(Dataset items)
:::

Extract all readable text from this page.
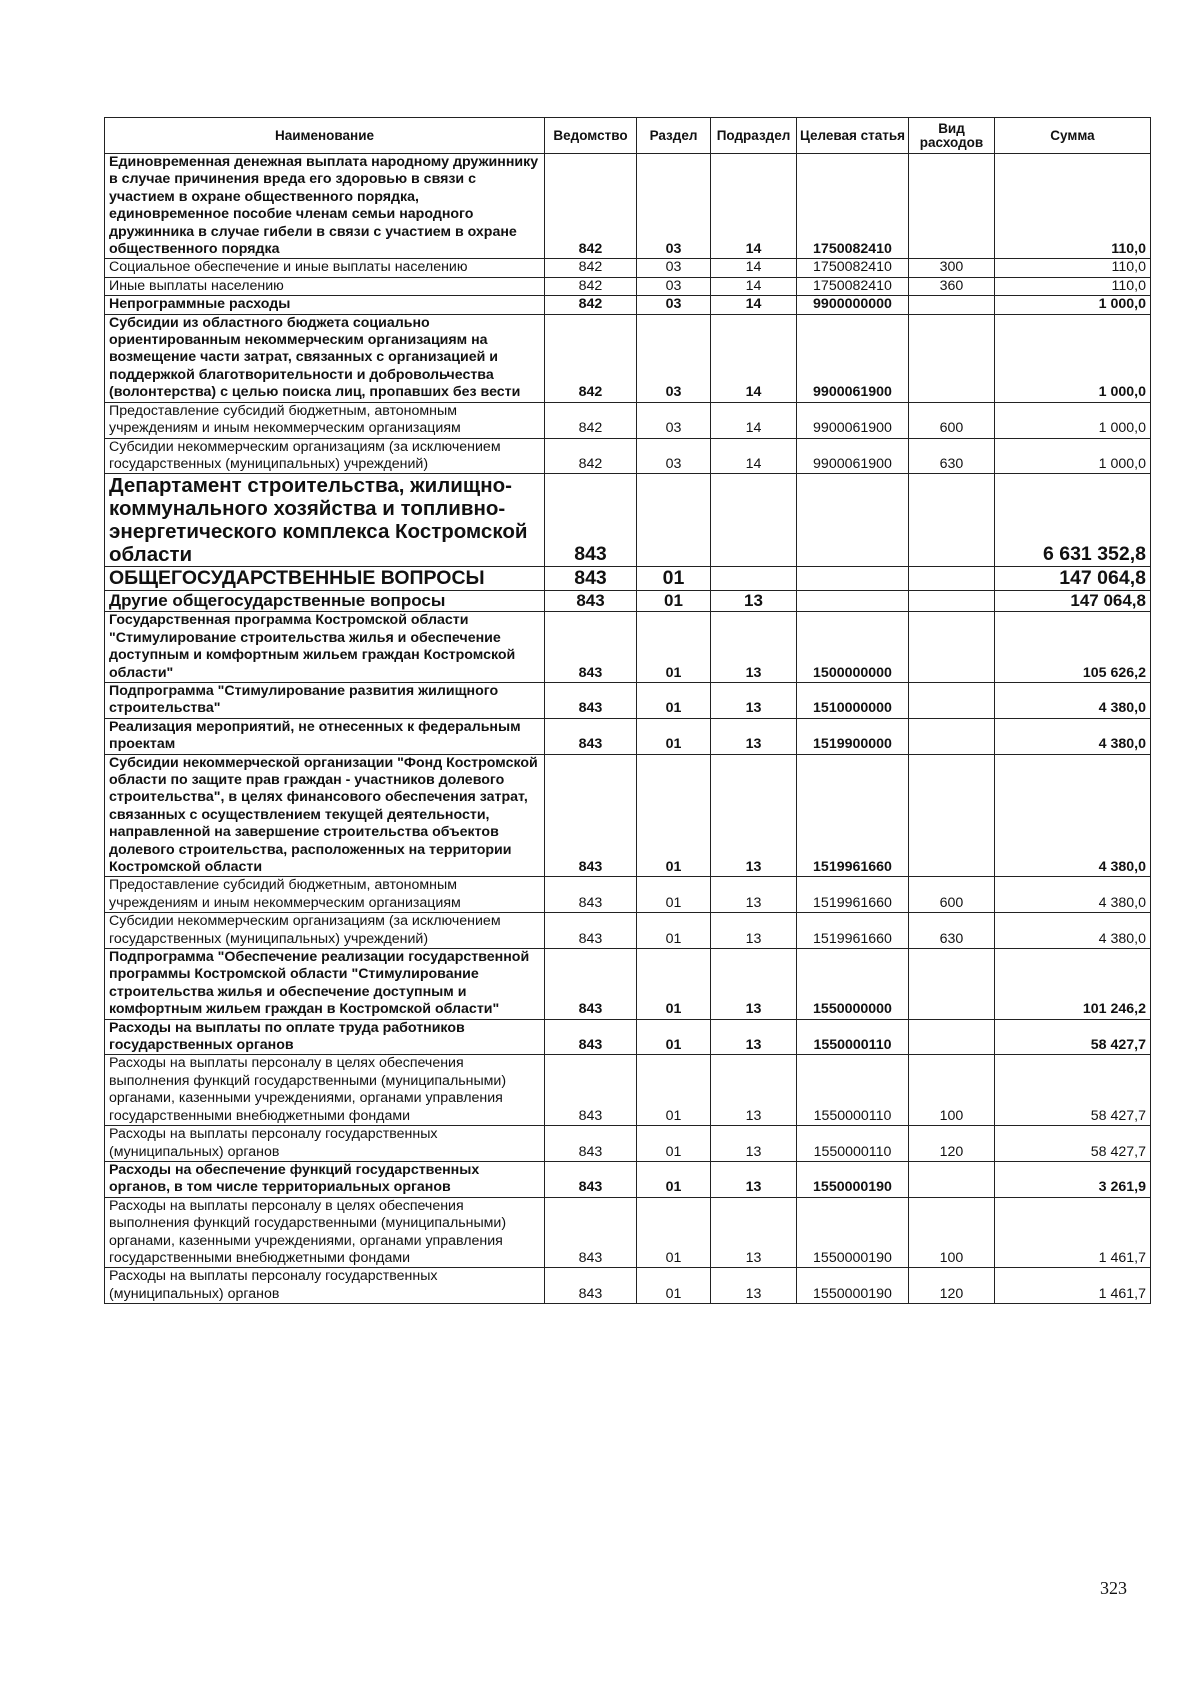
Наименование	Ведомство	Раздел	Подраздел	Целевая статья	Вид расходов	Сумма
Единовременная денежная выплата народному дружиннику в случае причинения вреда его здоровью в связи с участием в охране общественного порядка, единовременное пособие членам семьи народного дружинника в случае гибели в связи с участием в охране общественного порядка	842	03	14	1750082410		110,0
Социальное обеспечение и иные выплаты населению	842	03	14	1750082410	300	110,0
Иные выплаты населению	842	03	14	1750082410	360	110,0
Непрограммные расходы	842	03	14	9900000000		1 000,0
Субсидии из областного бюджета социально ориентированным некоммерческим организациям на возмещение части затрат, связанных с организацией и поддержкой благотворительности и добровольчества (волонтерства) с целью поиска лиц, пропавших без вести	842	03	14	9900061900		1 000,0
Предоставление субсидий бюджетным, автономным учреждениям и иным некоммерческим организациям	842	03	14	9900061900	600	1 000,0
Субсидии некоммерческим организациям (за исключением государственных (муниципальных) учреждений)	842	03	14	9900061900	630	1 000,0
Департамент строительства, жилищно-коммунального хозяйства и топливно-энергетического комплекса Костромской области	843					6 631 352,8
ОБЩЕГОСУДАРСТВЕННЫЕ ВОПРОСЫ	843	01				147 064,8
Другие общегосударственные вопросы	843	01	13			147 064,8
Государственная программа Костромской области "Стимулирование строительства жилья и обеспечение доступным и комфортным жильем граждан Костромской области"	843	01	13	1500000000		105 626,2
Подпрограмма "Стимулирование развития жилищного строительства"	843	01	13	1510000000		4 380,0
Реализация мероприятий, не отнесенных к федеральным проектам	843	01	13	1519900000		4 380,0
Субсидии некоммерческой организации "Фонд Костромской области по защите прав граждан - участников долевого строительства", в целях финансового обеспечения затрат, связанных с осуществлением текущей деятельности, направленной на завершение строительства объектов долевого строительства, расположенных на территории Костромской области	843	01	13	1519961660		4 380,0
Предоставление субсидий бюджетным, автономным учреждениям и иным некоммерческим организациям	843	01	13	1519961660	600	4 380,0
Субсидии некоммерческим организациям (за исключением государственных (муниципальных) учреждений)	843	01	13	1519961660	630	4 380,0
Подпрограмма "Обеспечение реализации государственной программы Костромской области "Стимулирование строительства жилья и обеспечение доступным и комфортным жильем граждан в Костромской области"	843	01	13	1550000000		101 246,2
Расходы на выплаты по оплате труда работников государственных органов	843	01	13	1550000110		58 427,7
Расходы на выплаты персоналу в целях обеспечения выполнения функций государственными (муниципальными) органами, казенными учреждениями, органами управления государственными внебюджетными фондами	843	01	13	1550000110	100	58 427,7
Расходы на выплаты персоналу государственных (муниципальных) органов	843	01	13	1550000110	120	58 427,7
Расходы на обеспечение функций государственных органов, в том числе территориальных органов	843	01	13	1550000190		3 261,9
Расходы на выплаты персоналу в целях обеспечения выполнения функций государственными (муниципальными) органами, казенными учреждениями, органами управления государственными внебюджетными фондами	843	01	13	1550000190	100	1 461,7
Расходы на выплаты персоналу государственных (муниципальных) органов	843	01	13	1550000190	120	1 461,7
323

:::

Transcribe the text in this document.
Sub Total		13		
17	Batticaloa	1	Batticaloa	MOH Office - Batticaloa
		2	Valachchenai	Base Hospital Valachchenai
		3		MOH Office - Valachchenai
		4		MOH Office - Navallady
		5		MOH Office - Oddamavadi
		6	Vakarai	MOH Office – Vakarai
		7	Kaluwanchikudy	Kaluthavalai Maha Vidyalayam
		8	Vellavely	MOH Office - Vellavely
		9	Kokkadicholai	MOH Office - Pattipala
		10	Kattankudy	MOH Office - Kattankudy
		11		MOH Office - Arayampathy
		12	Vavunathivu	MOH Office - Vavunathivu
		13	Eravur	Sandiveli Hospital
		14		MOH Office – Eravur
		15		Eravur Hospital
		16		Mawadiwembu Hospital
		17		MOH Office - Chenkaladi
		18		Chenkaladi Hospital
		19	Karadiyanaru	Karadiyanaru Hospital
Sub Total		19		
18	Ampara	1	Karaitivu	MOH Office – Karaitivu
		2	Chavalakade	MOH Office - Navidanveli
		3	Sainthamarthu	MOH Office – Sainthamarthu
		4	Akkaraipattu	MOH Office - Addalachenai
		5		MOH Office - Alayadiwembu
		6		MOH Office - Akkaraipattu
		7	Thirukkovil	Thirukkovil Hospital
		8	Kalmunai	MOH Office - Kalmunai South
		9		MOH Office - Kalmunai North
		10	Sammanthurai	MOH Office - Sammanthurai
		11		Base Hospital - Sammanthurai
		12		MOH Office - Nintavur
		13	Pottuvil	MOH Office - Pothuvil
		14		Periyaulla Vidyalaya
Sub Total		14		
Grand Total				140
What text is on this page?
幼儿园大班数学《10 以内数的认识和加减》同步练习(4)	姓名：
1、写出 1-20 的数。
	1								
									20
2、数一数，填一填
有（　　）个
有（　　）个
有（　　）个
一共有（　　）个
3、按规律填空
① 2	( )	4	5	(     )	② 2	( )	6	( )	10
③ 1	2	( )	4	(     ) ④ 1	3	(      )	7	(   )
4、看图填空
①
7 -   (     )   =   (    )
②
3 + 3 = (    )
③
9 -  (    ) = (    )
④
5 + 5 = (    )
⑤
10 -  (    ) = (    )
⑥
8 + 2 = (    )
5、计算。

:::

• TASK BRIEF: Count each line with "Предоставление" in it and report that figure by itself.

• WRITTEN REPLY: 2